(Prompt):
Locate the word "title" in the entries below, then gather every line that holds it.
== Supplied information ==
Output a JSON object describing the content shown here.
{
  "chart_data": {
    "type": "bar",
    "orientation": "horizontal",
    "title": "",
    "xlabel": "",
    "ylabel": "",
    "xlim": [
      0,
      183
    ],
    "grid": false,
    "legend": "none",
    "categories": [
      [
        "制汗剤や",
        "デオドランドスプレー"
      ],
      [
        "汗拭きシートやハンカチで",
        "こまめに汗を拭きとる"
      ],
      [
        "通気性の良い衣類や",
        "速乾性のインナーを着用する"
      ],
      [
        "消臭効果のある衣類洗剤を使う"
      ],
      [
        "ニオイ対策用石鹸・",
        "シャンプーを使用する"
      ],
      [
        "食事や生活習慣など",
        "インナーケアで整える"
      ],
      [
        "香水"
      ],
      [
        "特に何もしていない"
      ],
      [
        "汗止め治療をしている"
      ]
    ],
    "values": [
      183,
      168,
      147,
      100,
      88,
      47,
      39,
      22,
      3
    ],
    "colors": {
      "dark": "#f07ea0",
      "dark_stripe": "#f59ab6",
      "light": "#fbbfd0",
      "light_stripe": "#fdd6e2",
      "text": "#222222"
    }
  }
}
===
== Supplied information ==
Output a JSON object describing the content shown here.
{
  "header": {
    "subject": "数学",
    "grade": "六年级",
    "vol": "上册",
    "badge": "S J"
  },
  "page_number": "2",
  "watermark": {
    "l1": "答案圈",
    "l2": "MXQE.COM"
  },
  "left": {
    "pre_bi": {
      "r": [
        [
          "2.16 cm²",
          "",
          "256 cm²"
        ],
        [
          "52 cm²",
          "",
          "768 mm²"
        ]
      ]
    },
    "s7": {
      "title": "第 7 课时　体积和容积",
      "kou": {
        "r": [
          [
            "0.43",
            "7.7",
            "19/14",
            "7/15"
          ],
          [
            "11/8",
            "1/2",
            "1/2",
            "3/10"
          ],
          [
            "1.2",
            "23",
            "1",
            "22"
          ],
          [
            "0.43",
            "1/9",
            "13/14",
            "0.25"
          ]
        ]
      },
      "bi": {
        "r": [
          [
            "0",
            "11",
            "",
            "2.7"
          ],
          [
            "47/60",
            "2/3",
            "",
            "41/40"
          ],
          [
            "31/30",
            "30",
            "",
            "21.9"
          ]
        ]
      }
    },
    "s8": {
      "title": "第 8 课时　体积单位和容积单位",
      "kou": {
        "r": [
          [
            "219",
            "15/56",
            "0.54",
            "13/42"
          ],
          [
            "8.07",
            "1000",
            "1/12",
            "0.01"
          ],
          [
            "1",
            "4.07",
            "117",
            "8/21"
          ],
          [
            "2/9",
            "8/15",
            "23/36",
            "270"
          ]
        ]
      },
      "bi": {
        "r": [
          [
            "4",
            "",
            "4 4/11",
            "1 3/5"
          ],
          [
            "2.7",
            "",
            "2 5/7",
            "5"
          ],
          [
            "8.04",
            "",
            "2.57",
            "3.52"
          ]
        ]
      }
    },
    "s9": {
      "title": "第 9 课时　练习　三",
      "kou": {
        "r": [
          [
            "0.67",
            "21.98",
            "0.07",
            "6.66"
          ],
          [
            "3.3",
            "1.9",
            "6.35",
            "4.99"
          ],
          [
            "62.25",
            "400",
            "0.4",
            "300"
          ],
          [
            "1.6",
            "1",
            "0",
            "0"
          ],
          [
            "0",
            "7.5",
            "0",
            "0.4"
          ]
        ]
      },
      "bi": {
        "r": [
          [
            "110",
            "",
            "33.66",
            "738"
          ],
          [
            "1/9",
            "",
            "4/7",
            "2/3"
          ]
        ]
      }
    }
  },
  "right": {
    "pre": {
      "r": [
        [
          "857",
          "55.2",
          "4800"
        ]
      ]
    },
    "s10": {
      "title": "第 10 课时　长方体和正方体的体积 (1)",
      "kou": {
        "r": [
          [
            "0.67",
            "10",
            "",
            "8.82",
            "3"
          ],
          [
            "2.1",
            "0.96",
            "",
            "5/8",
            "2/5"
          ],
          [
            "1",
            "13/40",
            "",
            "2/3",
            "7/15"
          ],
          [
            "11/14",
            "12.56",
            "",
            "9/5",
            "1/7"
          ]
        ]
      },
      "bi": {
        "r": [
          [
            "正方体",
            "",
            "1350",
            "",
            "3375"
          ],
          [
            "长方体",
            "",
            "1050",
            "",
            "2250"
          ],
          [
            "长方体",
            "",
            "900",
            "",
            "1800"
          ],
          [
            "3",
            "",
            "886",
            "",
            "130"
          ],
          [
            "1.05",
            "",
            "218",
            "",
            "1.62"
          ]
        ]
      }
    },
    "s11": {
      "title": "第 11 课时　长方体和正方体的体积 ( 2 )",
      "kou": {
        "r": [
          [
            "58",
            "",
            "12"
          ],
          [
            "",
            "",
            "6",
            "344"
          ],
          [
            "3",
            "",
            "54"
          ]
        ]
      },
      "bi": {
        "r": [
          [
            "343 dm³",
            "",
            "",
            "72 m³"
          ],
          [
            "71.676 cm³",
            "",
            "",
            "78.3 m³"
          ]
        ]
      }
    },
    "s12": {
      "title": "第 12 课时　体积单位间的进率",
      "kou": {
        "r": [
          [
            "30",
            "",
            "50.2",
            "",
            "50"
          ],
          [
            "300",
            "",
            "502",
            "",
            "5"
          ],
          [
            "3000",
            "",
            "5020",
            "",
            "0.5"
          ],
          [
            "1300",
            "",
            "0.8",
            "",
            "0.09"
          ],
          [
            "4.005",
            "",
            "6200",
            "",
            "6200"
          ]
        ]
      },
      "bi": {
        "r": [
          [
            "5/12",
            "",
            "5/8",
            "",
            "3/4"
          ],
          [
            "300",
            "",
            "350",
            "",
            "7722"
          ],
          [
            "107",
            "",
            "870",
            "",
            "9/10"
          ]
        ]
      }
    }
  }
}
===
(The result):
    "title": "",
      "title": "第 7 课时　体积和容积",
      "title": "第 8 课时　体积单位和容积单位",
      "title": "第 9 课时　练习　三",
      "title": "第 10 课时　长方体和正方体的体积 (1)",
      "title": "第 11 课时　长方体和正方体的体积 ( 2 )",
      "title": "第 12 课时　体积单位间的进率",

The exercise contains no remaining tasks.